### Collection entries
..............................
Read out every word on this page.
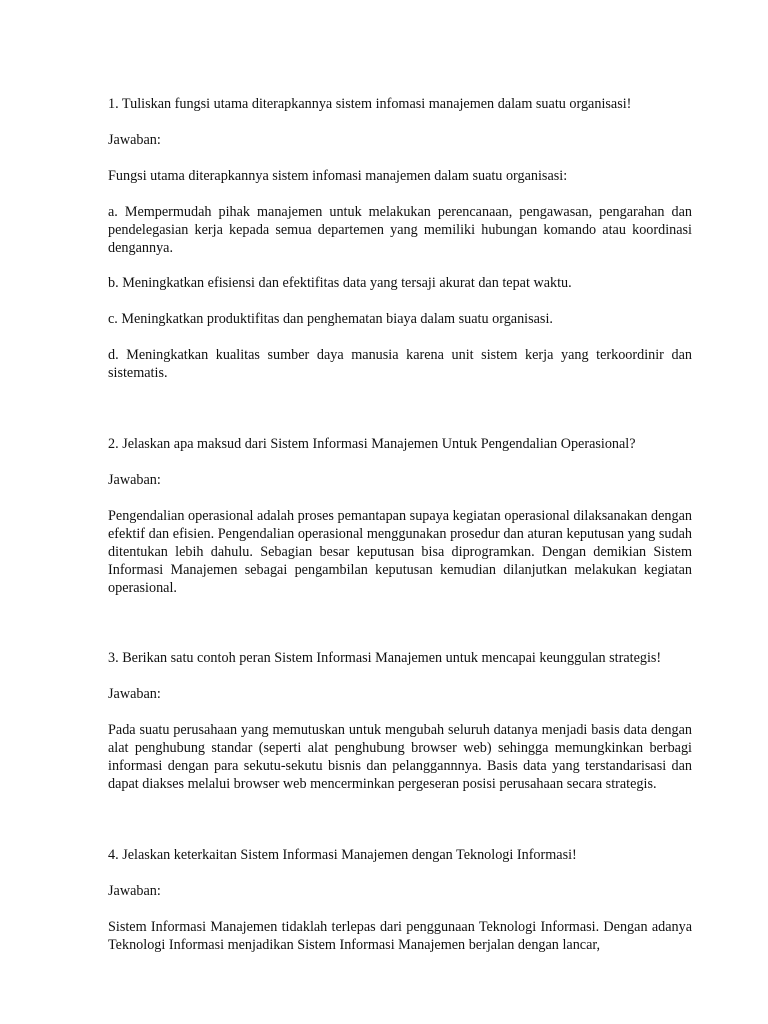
1. Tuliskan fungsi utama diterapkannya sistem infomasi manajemen dalam suatu organisasi!

Jawaban:

Fungsi utama diterapkannya sistem infomasi manajemen dalam suatu organisasi:

a. Mempermudah pihak manajemen untuk melakukan perencanaan, pengawasan, pengarahan dan pendelegasian kerja kepada semua departemen yang memiliki hubungan komando atau koordinasi dengannya.

b. Meningkatkan efisiensi dan efektifitas data yang tersaji akurat dan tepat waktu.

c. Meningkatkan produktifitas dan penghematan biaya dalam suatu organisasi.

d. Meningkatkan kualitas sumber daya manusia karena unit sistem kerja yang terkoordinir dan sistematis.

2. Jelaskan apa maksud dari Sistem Informasi Manajemen Untuk Pengendalian Operasional?

Jawaban:

Pengendalian operasional adalah proses pemantapan supaya kegiatan operasional dilaksanakan dengan efektif dan efisien. Pengendalian operasional menggunakan prosedur dan aturan keputusan yang sudah ditentukan lebih dahulu. Sebagian besar keputusan bisa diprogramkan. Dengan demikian Sistem Informasi Manajemen sebagai pengambilan keputusan kemudian dilanjutkan melakukan kegiatan operasional.

3. Berikan satu contoh peran Sistem Informasi Manajemen untuk mencapai keunggulan strategis!

Jawaban:

Pada suatu perusahaan yang memutuskan untuk mengubah seluruh datanya menjadi basis data dengan alat penghubung standar (seperti alat penghubung browser web) sehingga memungkinkan berbagi informasi dengan para sekutu-sekutu bisnis dan pelanggannnya. Basis data yang terstandarisasi dan dapat diakses melalui browser web mencerminkan pergeseran posisi perusahaan secara strategis.

4. Jelaskan keterkaitan Sistem Informasi Manajemen dengan Teknologi Informasi!

Jawaban:

Sistem Informasi Manajemen tidaklah terlepas dari penggunaan Teknologi Informasi. Dengan adanya Teknologi Informasi menjadikan Sistem Informasi Manajemen berjalan dengan lancar,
..............................
### Your goal
Every line containing the string "dalam" must be listed.

### Response to this exercise
1. Tuliskan fungsi utama diterapkannya sistem infomasi manajemen dalam suatu organisasi!
Fungsi utama diterapkannya sistem infomasi manajemen dalam suatu organisasi:
c. Meningkatkan produktifitas dan penghematan biaya dalam suatu organisasi.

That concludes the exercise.